**EXTRACTED DATA**
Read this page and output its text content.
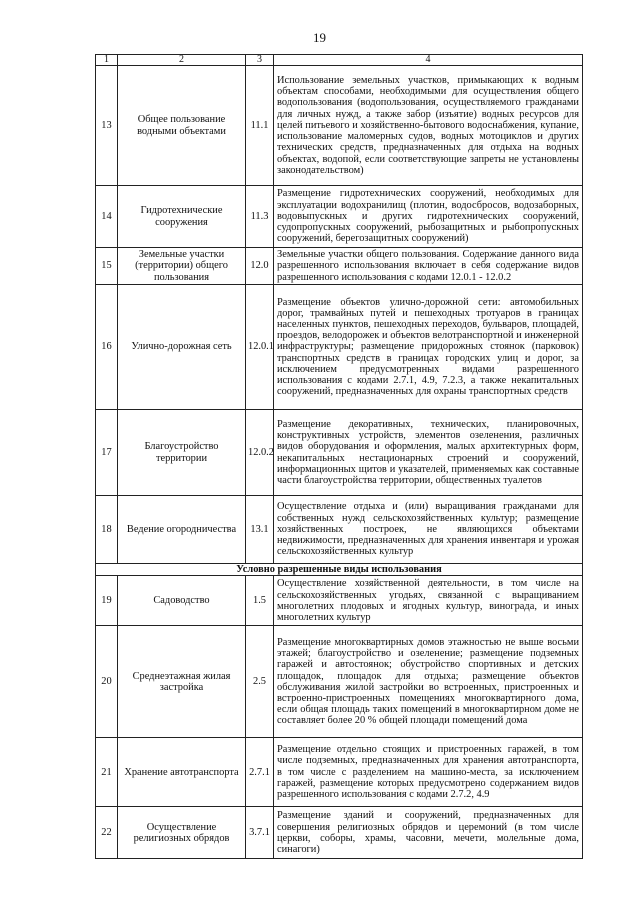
19
1	2	3	4
13	Общее пользование водными объектами	11.1	Использование земельных участков, примыкающих к водным объектам способами, необходимыми для осуществления общего водопользования (водопользования, осуществляемого гражданами для личных нужд, а также забор (изъятие) водных ресурсов для целей питьевого и хозяйственно-бытового водоснабжения, купание, использование маломерных судов, водных мотоциклов и других технических средств, предназначенных для отдыха на водных объектах, водопой, если соответствующие запреты не установлены законодательством)
14	Гидротехнические сооружения	11.3	Размещение гидротехнических сооружений, необходимых для эксплуатации водохранилищ (плотин, водосбросов, водозаборных, водовыпускных и других гидротехнических сооружений, судопропускных сооружений, рыбозащитных и рыбопропускных сооружений, берегозащитных сооружений)
15	Земельные участки (территории) общего пользования	12.0	Земельные участки общего пользования. Содержание данного вида разрешенного использования включает в себя содержание видов разрешенного использования с кодами 12.0.1 - 12.0.2
16	Улично-дорожная сеть	12.0.1	Размещение объектов улично-дорожной сети: автомобильных дорог, трамвайных путей и пешеходных тротуаров в границах населенных пунктов, пешеходных переходов, бульваров, площадей, проездов, велодорожек и объектов велотранспортной и инженерной инфраструктуры; размещение придорожных стоянок (парковок) транспортных средств в границах городских улиц и дорог, за исключением предусмотренных видами разрешенного использования с кодами 2.7.1, 4.9, 7.2.3, а также некапитальных сооружений, предназначенных для охраны транспортных средств
17	Благоустройство территории	12.0.2	Размещение декоративных, технических, планировочных, конструктивных устройств, элементов озеленения, различных видов оборудования и оформления, малых архитектурных форм, некапитальных нестационарных строений и сооружений, информационных щитов и указателей, применяемых как составные части благоустройства территории, общественных туалетов
18	Ведение огородничества	13.1	Осуществление отдыха и (или) выращивания гражданами для собственных нужд сельскохозяйственных культур; размещение хозяйственных построек, не являющихся объектами недвижимости, предназначенных для хранения инвентаря и урожая сельскохозяйственных культур
Условно разрешенные виды использования			
19	Садоводство	1.5	Осуществление хозяйственной деятельности, в том числе на сельскохозяйственных угодьях, связанной с выращиванием многолетних плодовых и ягодных культур, винограда, и иных многолетних культур
20	Среднеэтажная жилая застройка	2.5	Размещение многоквартирных домов этажностью не выше восьми этажей; благоустройство и озеленение; размещение подземных гаражей и автостоянок; обустройство спортивных и детских площадок, площадок для отдыха; размещение объектов обслуживания жилой застройки во встроенных, пристроенных и встроенно-пристроенных помещениях многоквартирного дома, если общая площадь таких помещений в многоквартирном доме не составляет более 20 % общей площади помещений дома
21	Хранение автотранспорта	2.7.1	Размещение отдельно стоящих и пристроенных гаражей, в том числе подземных, предназначенных для хранения автотранспорта, в том числе с разделением на машино-места, за исключением гаражей, размещение которых предусмотрено содержанием видов разрешенного использования с кодами 2.7.2, 4.9
22	Осуществление религиозных обрядов	3.7.1	Размещение зданий и сооружений, предназначенных для совершения религиозных обрядов и церемоний (в том числе церкви, соборы, храмы, часовни, мечети, молельные дома, синагоги)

**REQUIRED WORK**
Copy the records above exactly. The pictures are not part of the copy.

**RESULT BELOW**
Read this page and output its text content.
19
1	2	3	4
13	Общее пользование водными объектами	11.1	Использование земельных участков, примыкающих к водным объектам способами, необходимыми для осуществления общего водопользования (водопользования, осуществляемого гражданами для личных нужд, а также забор (изъятие) водных ресурсов для целей питьевого и хозяйственно-бытового водоснабжения, купание, использование маломерных судов, водных мотоциклов и других технических средств, предназначенных для отдыха на водных объектах, водопой, если соответствующие запреты не установлены законодательством)
14	Гидротехнические сооружения	11.3	Размещение гидротехнических сооружений, необходимых для эксплуатации водохранилищ (плотин, водосбросов, водозаборных, водовыпускных и других гидротехнических сооружений, судопропускных сооружений, рыбозащитных и рыбопропускных сооружений, берегозащитных сооружений)
15	Земельные участки (территории) общего пользования	12.0	Земельные участки общего пользования. Содержание данного вида разрешенного использования включает в себя содержание видов разрешенного использования с кодами 12.0.1 - 12.0.2
16	Улично-дорожная сеть	12.0.1	Размещение объектов улично-дорожной сети: автомобильных дорог, трамвайных путей и пешеходных тротуаров в границах населенных пунктов, пешеходных переходов, бульваров, площадей, проездов, велодорожек и объектов велотранспортной и инженерной инфраструктуры; размещение придорожных стоянок (парковок) транспортных средств в границах городских улиц и дорог, за исключением предусмотренных видами разрешенного использования с кодами 2.7.1, 4.9, 7.2.3, а также некапитальных сооружений, предназначенных для охраны транспортных средств
17	Благоустройство территории	12.0.2	Размещение декоративных, технических, планировочных, конструктивных устройств, элементов озеленения, различных видов оборудования и оформления, малых архитектурных форм, некапитальных нестационарных строений и сооружений, информационных щитов и указателей, применяемых как составные части благоустройства территории, общественных туалетов
18	Ведение огородничества	13.1	Осуществление отдыха и (или) выращивания гражданами для собственных нужд сельскохозяйственных культур; размещение хозяйственных построек, не являющихся объектами недвижимости, предназначенных для хранения инвентаря и урожая сельскохозяйственных культур
Условно разрешенные виды использования			
19	Садоводство	1.5	Осуществление хозяйственной деятельности, в том числе на сельскохозяйственных угодьях, связанной с выращиванием многолетних плодовых и ягодных культур, винограда, и иных многолетних культур
20	Среднеэтажная жилая застройка	2.5	Размещение многоквартирных домов этажностью не выше восьми этажей; благоустройство и озеленение; размещение подземных гаражей и автостоянок; обустройство спортивных и детских площадок, площадок для отдыха; размещение объектов обслуживания жилой застройки во встроенных, пристроенных и встроенно-пристроенных помещениях многоквартирного дома, если общая площадь таких помещений в многоквартирном доме не составляет более 20 % общей площади помещений дома
21	Хранение автотранспорта	2.7.1	Размещение отдельно стоящих и пристроенных гаражей, в том числе подземных, предназначенных для хранения автотранспорта, в том числе с разделением на машино-места, за исключением гаражей, размещение которых предусмотрено содержанием видов разрешенного использования с кодами 2.7.2, 4.9
22	Осуществление религиозных обрядов	3.7.1	Размещение зданий и сооружений, предназначенных для совершения религиозных обрядов и церемоний (в том числе церкви, соборы, храмы, часовни, мечети, молельные дома, синагоги)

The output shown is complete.